Aufgaben
a) Gib aus dem Text über die Seligpreisungen den Abschnitt von „Es war einer“ bis einschließlich „doch schon erstaunlich.“ wortgetreu wieder.
b) Führe den Text über die Seligpreisungen im Anschluss an seinen letzten Satz weiter.

Text
1. Wem gelten die Seligpreisungen?

  • Wir hatten in der Gemeinde in Hamburg eine ziemlich fitte Gruppe von Jugendlichen. Ich hatte den Eindruck, dass sie gut sind, wie sie miteinander umgehen und wie sie die einzelnen dabei mitnehmen. Und sie haben sich auch gut für die Gemeinde engagiert.
    Es war einer dabei, der körperlich sicher zu den kleineren und schwächeren gehörte, der aber eine besondere Rolle gespielt hat. Ich weiß nicht, was aus ihm geworden ist, aber er war gut darin, andere zu manipulieren. Die anderen waren größer gewachsen. Doch der Kleine wusste immer genau, auf welchen Knopf er drücken muss, damit die Großen reagieren. Leider war das meistens der Knopf, bei dem er die Großem dazu brachte, aus der Haut zu fahren. Und das ist doch schon erstaunlich.
  • Wahrscheinlich gibt es diesen Knopf oder solche Knöpfe bei den meisten von uns. So sehr wir meinen, selbstbestimmt zu leben, passiert es dann doch immer wieder, dass wir unkontrolliert auf andere reagieren. Und dann verhalten wir uns so, wie wir eigentlich gar nicht sein wollen.

Extrahierte Einträge
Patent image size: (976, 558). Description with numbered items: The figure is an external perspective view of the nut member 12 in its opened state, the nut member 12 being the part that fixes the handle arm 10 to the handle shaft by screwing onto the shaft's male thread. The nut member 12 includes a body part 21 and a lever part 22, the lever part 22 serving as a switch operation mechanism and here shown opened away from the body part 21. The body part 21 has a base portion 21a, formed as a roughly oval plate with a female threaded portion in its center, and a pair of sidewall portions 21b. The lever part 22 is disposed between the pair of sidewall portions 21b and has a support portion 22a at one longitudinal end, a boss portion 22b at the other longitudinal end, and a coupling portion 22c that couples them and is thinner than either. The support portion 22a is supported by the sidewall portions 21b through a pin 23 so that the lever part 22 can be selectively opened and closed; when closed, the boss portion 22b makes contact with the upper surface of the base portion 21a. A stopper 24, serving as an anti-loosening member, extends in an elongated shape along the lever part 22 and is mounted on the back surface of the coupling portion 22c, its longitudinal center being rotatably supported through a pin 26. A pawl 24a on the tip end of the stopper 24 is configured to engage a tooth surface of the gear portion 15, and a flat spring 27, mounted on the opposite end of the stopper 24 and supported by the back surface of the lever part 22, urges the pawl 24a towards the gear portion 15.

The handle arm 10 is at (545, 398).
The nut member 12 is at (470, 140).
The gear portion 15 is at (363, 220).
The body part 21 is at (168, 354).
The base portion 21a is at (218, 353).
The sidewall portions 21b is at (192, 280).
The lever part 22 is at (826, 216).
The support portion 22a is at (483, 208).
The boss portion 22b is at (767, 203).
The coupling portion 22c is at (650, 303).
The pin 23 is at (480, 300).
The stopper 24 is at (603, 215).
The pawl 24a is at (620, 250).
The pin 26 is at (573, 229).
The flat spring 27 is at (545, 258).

Ergebnisse der Reihe
a)
Es war einer dabei, der körperlich sicher zu den kleineren und schwächeren gehörte, der aber eine besondere Rolle gespielt hat. Ich weiß nicht, was aus ihm geworden ist, aber er war gut darin, andere zu manipulieren. Die anderen waren größer gewachsen. Doch der Kleine wusste immer genau, auf welchen Knopf er drücken muss, damit die Großen reagieren. Leider war das meistens der Knopf, bei dem er die Großem dazu brachte, aus der Haut zu fahren. Und das ist doch schon erstaunlich.

b)
    Dahinter steckt wahrscheinlich etwas grundlegend Menschliches. Wir lernen Menschen zu sein in Reaktion auf andere. Das ist auch ganz in Ordnung. Anders funktioniert es nicht, wenn ich in einer Gemeinschaft zu werden.
  • Aber wenn das ganze Leben so läuft, dass ich mein Leben abhängig mache von anderen, dann bin ich zutiefst unfrei. Der Grundsatz: "Wie du mir so ich dir!" fasst das gut zusammen. Das Prinzip funktioniert zwar im Prinzip, um Gewalt einzudämmen: Auge um Auge, Zahn um Zahn, aber eben nicht zwei Zähne für einen Zahn. Das ist schon ein wichtiger Fortschritt. Aber immer noch bin ich ganz von anderen abhängig.

2. Die Logik der Gegenseitigkeit durchbrechen

  • Genau diese Unabhängigkeit des eigenen Handelns von den Vorgaben anderer ist das erste große Thema der Predigt Jesu, wie sie bei Matthäus in der Bergpredigt und – kürzer – bei Lukas im heutigen Evangelium überliefert ist. "Wenn ihr die liebt, die euch lieben, welchen Dank erwartet ihr dafür?"
  • Vielleicht ist der Ausdruck "Dank" an der Stelle irreführend. Das trifft es auch, aber Jesus meint es weiter: Welches Geschenk, welche Gabe, welche Veränderung bedeutet es für Dich, nur die zu lieben, die dich lieben? Was bringt dich mehr zu dem, was dir für dein Leben wichtig ist?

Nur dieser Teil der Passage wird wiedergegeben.